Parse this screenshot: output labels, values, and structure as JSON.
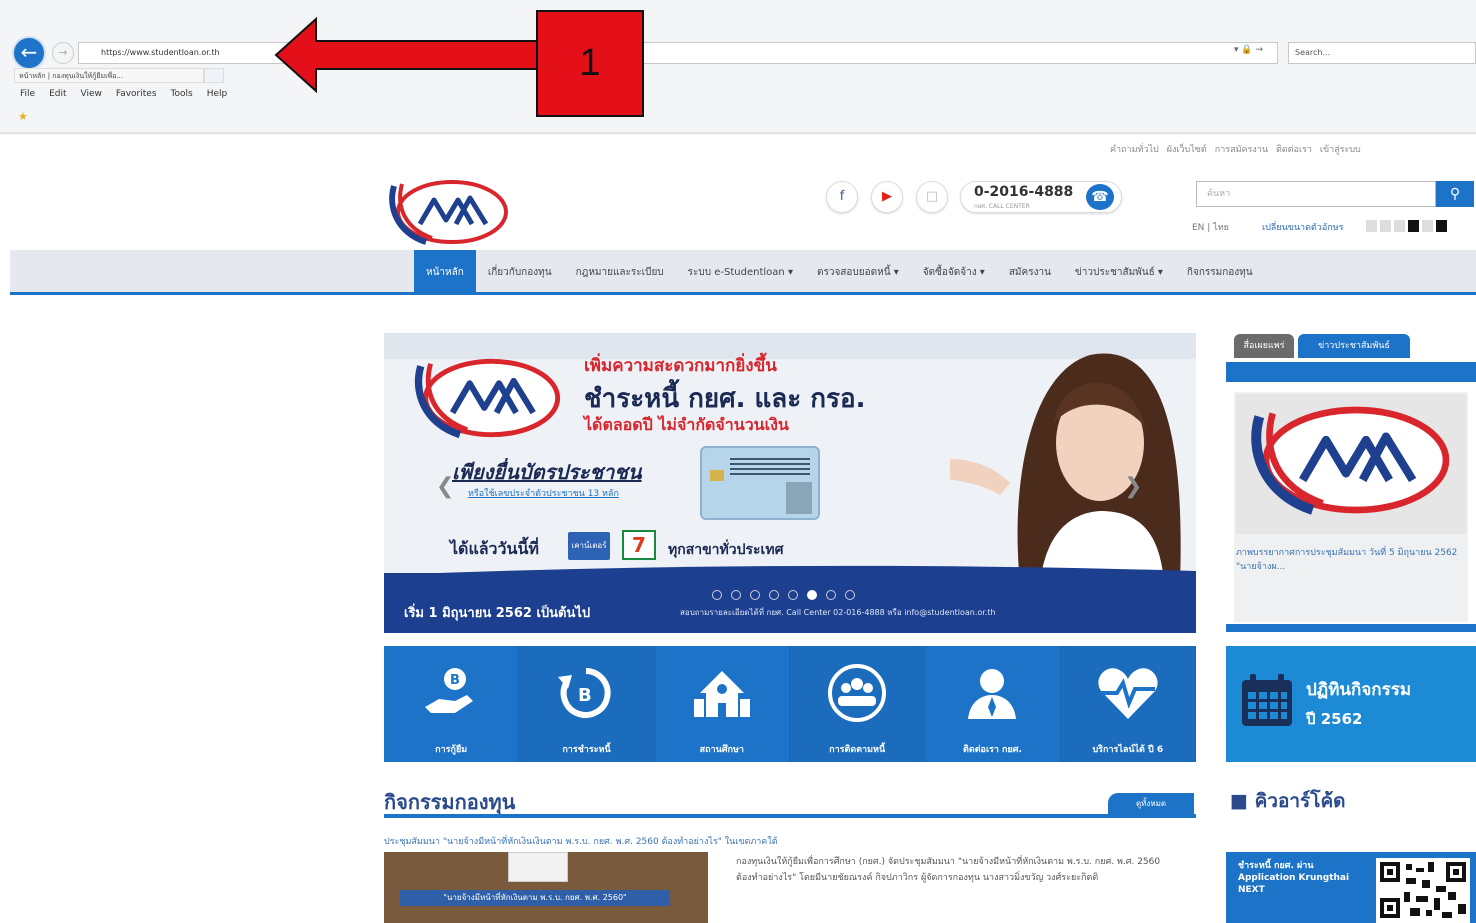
{
  "browser": {
    "url": "https://www.studentloan.or.th",
    "search_placeholder": "Search...",
    "tab_title": "หน้าหลัก | กองทุนเงินให้กู้ยืมเพื่อ...",
    "menu": [
      "File",
      "Edit",
      "View",
      "Favorites",
      "Tools",
      "Help"
    ]
  },
  "annotation": {
    "callout_number": "1",
    "arrow_color": "#e3101a"
  },
  "site": {
    "utility_links": [
      "คำถามทั่วไป",
      "ผังเว็บไซต์",
      "การสมัครงาน",
      "ติดต่อเรา",
      "เข้าสู่ระบบ"
    ],
    "phone": {
      "number": "0-2016-4888",
      "sub": "กยศ. CALL CENTER"
    },
    "search_placeholder": "ค้นหา",
    "language": "EN | ไทย",
    "font_size_label": "เปลี่ยนขนาดตัวอักษร",
    "nav": [
      "หน้าหลัก",
      "เกี่ยวกับกองทุน",
      "กฎหมายและระเบียบ",
      "ระบบ e-Studentloan ▾",
      "ตรวจสอบยอดหนี้ ▾",
      "จัดซื้อจัดจ้าง ▾",
      "สมัครงาน",
      "ข่าวประชาสัมพันธ์ ▾",
      "กิจกรรมกองทุน"
    ],
    "accent_color": "#1c73c7"
  },
  "banner": {
    "heading1": "เพิ่มความสะดวกมากยิ่งขึ้น",
    "heading2": "ชำระหนี้ กยศ. และ กรอ.",
    "heading3": "ได้ตลอดปี ไม่จำกัดจำนวนเงิน",
    "id_text": "เพียงยื่นบัตรประชาชน",
    "id_sub": "หรือใช้เลขประจำตัวประชาชน 13 หลัก",
    "today_text": "ได้แล้ววันนี้ที่",
    "store1": "เคาน์เตอร์",
    "store2": "7",
    "branches_text": "ทุกสาขาทั่วประเทศ",
    "start_text": "เริ่ม 1 มิถุนายน 2562 เป็นต้นไป",
    "contact_text": "สอบถามรายละเอียดได้ที่ กยศ. Call Center 02-016-4888 หรือ info@studentloan.or.th",
    "slide_count": 8,
    "active_slide": 6
  },
  "services": [
    {
      "label": "การกู้ยืม",
      "icon": "loan-hand-icon"
    },
    {
      "label": "การชำระหนี้",
      "icon": "repay-icon"
    },
    {
      "label": "สถานศึกษา",
      "icon": "school-icon"
    },
    {
      "label": "การติดตามหนี้",
      "icon": "people-circle-icon"
    },
    {
      "label": "ติดต่อเรา กยศ.",
      "icon": "user-contact-icon"
    },
    {
      "label": "บริการไลน์ไต้ ปี 6",
      "icon": "heart-pulse-icon"
    }
  ],
  "sidebar": {
    "tab1": "สื่อเผยแพร่",
    "tab2": "ข่าวประชาสัมพันธ์",
    "card_text": "ภาพบรรยากาศการประชุมสัมมนา วันที่ 5 มิถุนายน 2562 \"นายจ้างผ...",
    "calendar_title": "ปฏิทินกิจกรรม",
    "calendar_year": "ปี 2562"
  },
  "activities": {
    "title": "กิจกรรมกองทุน",
    "more_label": "ดูทั้งหมด",
    "headline": "ประชุมสัมมนา \"นายจ้างมีหน้าที่หักเงินเงินตาม พ.ร.บ. กยศ. พ.ศ. 2560 ต้องทำอย่างไร\" ในเขตภาคใต้",
    "summary": "กองทุนเงินให้กู้ยืมเพื่อการศึกษา (กยศ.) จัดประชุมสัมมนา \"นายจ้างมีหน้าที่หักเงินตาม พ.ร.บ. กยศ. พ.ศ. 2560 ต้องทำอย่างไร\" โดยมีนายชัยณรงค์ กิจปภาวิกร ผู้จัดการกองทุน นางสาวมิ่งขวัญ วงศ์ระยะกิตติ",
    "thumb_sign": "\"นายจ้างมีหน้าที่หักเงินตาม พ.ร.บ. กยศ. พ.ศ. 2560\""
  },
  "qr": {
    "title": "คิวอาร์โค้ด",
    "text": "ชำระหนี้ กยศ. ผ่าน Application Krungthai NEXT"
  }
}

◆ ◆ ◆ ◆ ◆

Directions: The pictures in the entries should be left out; output everything else exactly.

Correct output:
Parse this screenshot: output labels, values, and structure as JSON.
{
  "browser": {
    "url": "https://www.studentloan.or.th",
    "search_placeholder": "Search...",
    "tab_title": "หน้าหลัก | กองทุนเงินให้กู้ยืมเพื่อ...",
    "menu": [
      "File",
      "Edit",
      "View",
      "Favorites",
      "Tools",
      "Help"
    ]
  },
  "annotation": {
    "callout_number": "1",
    "arrow_color": "#e3101a"
  },
  "site": {
    "utility_links": [
      "คำถามทั่วไป",
      "ผังเว็บไซต์",
      "การสมัครงาน",
      "ติดต่อเรา",
      "เข้าสู่ระบบ"
    ],
    "phone": {
      "number": "0-2016-4888",
      "sub": "กยศ. CALL CENTER"
    },
    "search_placeholder": "ค้นหา",
    "language": "EN | ไทย",
    "font_size_label": "เปลี่ยนขนาดตัวอักษร",
    "nav": [
      "หน้าหลัก",
      "เกี่ยวกับกองทุน",
      "กฎหมายและระเบียบ",
      "ระบบ e-Studentloan ▾",
      "ตรวจสอบยอดหนี้ ▾",
      "จัดซื้อจัดจ้าง ▾",
      "สมัครงาน",
      "ข่าวประชาสัมพันธ์ ▾",
      "กิจกรรมกองทุน"
    ],
    "accent_color": "#1c73c7"
  },
  "banner": {
    "heading1": "เพิ่มความสะดวกมากยิ่งขึ้น",
    "heading2": "ชำระหนี้ กยศ. และ กรอ.",
    "heading3": "ได้ตลอดปี ไม่จำกัดจำนวนเงิน",
    "id_text": "เพียงยื่นบัตรประชาชน",
    "id_sub": "หรือใช้เลขประจำตัวประชาชน 13 หลัก",
    "today_text": "ได้แล้ววันนี้ที่",
    "store1": "เคาน์เตอร์",
    "store2": "7",
    "branches_text": "ทุกสาขาทั่วประเทศ",
    "start_text": "เริ่ม 1 มิถุนายน 2562 เป็นต้นไป",
    "contact_text": "สอบถามรายละเอียดได้ที่ กยศ. Call Center 02-016-4888 หรือ info@studentloan.or.th",
    "slide_count": 8,
    "active_slide": 6
  },
  "services": [
    {
      "label": "การกู้ยืม",
      "icon": "loan-hand-icon"
    },
    {
      "label": "การชำระหนี้",
      "icon": "repay-icon"
    },
    {
      "label": "สถานศึกษา",
      "icon": "school-icon"
    },
    {
      "label": "การติดตามหนี้",
      "icon": "people-circle-icon"
    },
    {
      "label": "ติดต่อเรา กยศ.",
      "icon": "user-contact-icon"
    },
    {
      "label": "บริการไลน์ไต้ ปี 6",
      "icon": "heart-pulse-icon"
    }
  ],
  "sidebar": {
    "tab1": "สื่อเผยแพร่",
    "tab2": "ข่าวประชาสัมพันธ์",
    "card_text": "ภาพบรรยากาศการประชุมสัมมนา วันที่ 5 มิถุนายน 2562 \"นายจ้างผ...",
    "calendar_title": "ปฏิทินกิจกรรม",
    "calendar_year": "ปี 2562"
  },
  "activities": {
    "title": "กิจกรรมกองทุน",
    "more_label": "ดูทั้งหมด",
    "headline": "ประชุมสัมมนา \"นายจ้างมีหน้าที่หักเงินเงินตาม พ.ร.บ. กยศ. พ.ศ. 2560 ต้องทำอย่างไร\" ในเขตภาคใต้",
    "summary": "กองทุนเงินให้กู้ยืมเพื่อการศึกษา (กยศ.) จัดประชุมสัมมนา \"นายจ้างมีหน้าที่หักเงินตาม พ.ร.บ. กยศ. พ.ศ. 2560 ต้องทำอย่างไร\" โดยมีนายชัยณรงค์ กิจปภาวิกร ผู้จัดการกองทุน นางสาวมิ่งขวัญ วงศ์ระยะกิตติ",
    "thumb_sign": "\"นายจ้างมีหน้าที่หักเงินตาม พ.ร.บ. กยศ. พ.ศ. 2560\""
  },
  "qr": {
    "title": "คิวอาร์โค้ด",
    "text": "ชำระหนี้ กยศ. ผ่าน Application Krungthai NEXT"
  }
}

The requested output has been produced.